--- Start Input for this task ---
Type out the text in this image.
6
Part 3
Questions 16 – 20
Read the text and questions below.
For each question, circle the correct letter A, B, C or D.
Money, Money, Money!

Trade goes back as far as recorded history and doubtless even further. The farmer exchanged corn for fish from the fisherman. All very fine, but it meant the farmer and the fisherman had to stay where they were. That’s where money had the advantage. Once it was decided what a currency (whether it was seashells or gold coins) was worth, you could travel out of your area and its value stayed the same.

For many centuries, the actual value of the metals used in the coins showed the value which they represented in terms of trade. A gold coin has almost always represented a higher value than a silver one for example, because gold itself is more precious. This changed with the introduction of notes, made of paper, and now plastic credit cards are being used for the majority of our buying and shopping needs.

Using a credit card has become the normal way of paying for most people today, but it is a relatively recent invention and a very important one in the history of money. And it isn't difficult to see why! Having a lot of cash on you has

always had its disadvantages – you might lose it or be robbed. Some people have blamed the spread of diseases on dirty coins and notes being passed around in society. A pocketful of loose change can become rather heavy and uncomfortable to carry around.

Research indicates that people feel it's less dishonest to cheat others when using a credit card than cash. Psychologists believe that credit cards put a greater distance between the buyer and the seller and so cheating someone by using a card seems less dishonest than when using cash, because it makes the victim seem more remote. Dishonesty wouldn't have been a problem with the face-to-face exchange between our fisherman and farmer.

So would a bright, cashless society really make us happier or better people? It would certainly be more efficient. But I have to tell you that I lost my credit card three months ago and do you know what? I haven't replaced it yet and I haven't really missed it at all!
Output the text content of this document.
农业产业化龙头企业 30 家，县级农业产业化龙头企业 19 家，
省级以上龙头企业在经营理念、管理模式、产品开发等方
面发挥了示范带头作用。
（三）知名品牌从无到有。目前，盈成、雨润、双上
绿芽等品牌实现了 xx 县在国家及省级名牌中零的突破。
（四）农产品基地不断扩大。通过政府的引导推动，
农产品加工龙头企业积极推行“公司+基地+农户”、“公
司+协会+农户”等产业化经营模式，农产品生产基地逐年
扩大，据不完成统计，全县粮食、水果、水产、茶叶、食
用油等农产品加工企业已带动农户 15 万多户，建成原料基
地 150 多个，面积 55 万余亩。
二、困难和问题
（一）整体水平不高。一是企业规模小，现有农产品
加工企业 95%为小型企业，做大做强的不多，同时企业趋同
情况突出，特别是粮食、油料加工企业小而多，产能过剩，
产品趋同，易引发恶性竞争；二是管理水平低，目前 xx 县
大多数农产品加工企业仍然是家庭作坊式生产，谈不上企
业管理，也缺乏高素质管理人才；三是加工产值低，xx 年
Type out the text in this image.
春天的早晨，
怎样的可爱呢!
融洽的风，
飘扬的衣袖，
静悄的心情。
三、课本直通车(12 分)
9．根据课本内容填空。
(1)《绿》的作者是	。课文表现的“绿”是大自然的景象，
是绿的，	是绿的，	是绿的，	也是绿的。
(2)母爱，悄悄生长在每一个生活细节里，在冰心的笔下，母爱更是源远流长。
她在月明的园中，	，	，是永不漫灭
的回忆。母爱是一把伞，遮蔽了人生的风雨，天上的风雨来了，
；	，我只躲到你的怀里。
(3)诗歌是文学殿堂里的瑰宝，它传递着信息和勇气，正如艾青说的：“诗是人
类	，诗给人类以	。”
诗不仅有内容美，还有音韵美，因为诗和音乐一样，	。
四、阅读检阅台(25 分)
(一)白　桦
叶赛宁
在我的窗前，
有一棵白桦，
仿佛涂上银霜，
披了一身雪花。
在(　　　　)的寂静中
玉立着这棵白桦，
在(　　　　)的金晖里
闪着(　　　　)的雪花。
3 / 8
--- End Input for this task ---
§ Brief
Output all of the data above without any alteration.

§ The answer
Type out the text in this image.
6
Part 3
Questions 16 – 20
Read the text and questions below.
For each question, circle the correct letter A, B, C or D.
Money, Money, Money!

Trade goes back as far as recorded history and doubtless even further. The farmer exchanged corn for fish from the fisherman. All very fine, but it meant the farmer and the fisherman had to stay where they were. That’s where money had the advantage. Once it was decided what a currency (whether it was seashells or gold coins) was worth, you could travel out of your area and its value stayed the same.

For many centuries, the actual value of the metals used in the coins showed the value which they represented in terms of trade. A gold coin has almost always represented a higher value than a silver one for example, because gold itself is more precious. This changed with the introduction of notes, made of paper, and now plastic credit cards are being used for the majority of our buying and shopping needs.

Using a credit card has become the normal way of paying for most people today, but it is a relatively recent invention and a very important one in the history of money. And it isn't difficult to see why! Having a lot of cash on you has

always had its disadvantages – you might lose it or be robbed. Some people have blamed the spread of diseases on dirty coins and notes being passed around in society. A pocketful of loose change can become rather heavy and uncomfortable to carry around.

Research indicates that people feel it's less dishonest to cheat others when using a credit card than cash. Psychologists believe that credit cards put a greater distance between the buyer and the seller and so cheating someone by using a card seems less dishonest than when using cash, because it makes the victim seem more remote. Dishonesty wouldn't have been a problem with the face-to-face exchange between our fisherman and farmer.

So would a bright, cashless society really make us happier or better people? It would certainly be more efficient. But I have to tell you that I lost my credit card three months ago and do you know what? I haven't replaced it yet and I haven't really missed it at all!
Output the text content of this document.
农业产业化龙头企业 30 家，县级农业产业化龙头企业 19 家，
省级以上龙头企业在经营理念、管理模式、产品开发等方
面发挥了示范带头作用。
（三）知名品牌从无到有。目前，盈成、雨润、双上
绿芽等品牌实现了 xx 县在国家及省级名牌中零的突破。
（四）农产品基地不断扩大。通过政府的引导推动，
农产品加工龙头企业积极推行“公司+基地+农户”、“公
司+协会+农户”等产业化经营模式，农产品生产基地逐年
扩大，据不完成统计，全县粮食、水果、水产、茶叶、食
用油等农产品加工企业已带动农户 15 万多户，建成原料基
地 150 多个，面积 55 万余亩。
二、困难和问题
（一）整体水平不高。一是企业规模小，现有农产品
加工企业 95%为小型企业，做大做强的不多，同时企业趋同
情况突出，特别是粮食、油料加工企业小而多，产能过剩，
产品趋同，易引发恶性竞争；二是管理水平低，目前 xx 县
大多数农产品加工企业仍然是家庭作坊式生产，谈不上企
业管理，也缺乏高素质管理人才；三是加工产值低，xx 年
Type out the text in this image.
春天的早晨，
怎样的可爱呢!
融洽的风，
飘扬的衣袖，
静悄的心情。
三、课本直通车(12 分)
9．根据课本内容填空。
(1)《绿》的作者是	。课文表现的“绿”是大自然的景象，
是绿的，	是绿的，	是绿的，	也是绿的。
(2)母爱，悄悄生长在每一个生活细节里，在冰心的笔下，母爱更是源远流长。
她在月明的园中，	，	，是永不漫灭
的回忆。母爱是一把伞，遮蔽了人生的风雨，天上的风雨来了，
；	，我只躲到你的怀里。
(3)诗歌是文学殿堂里的瑰宝，它传递着信息和勇气，正如艾青说的：“诗是人
类	，诗给人类以	。”
诗不仅有内容美，还有音韵美，因为诗和音乐一样，	。
四、阅读检阅台(25 分)
(一)白　桦
叶赛宁
在我的窗前，
有一棵白桦，
仿佛涂上银霜，
披了一身雪花。
在(　　　　)的寂静中
玉立着这棵白桦，
在(　　　　)的金晖里
闪着(　　　　)的雪花。
3 / 8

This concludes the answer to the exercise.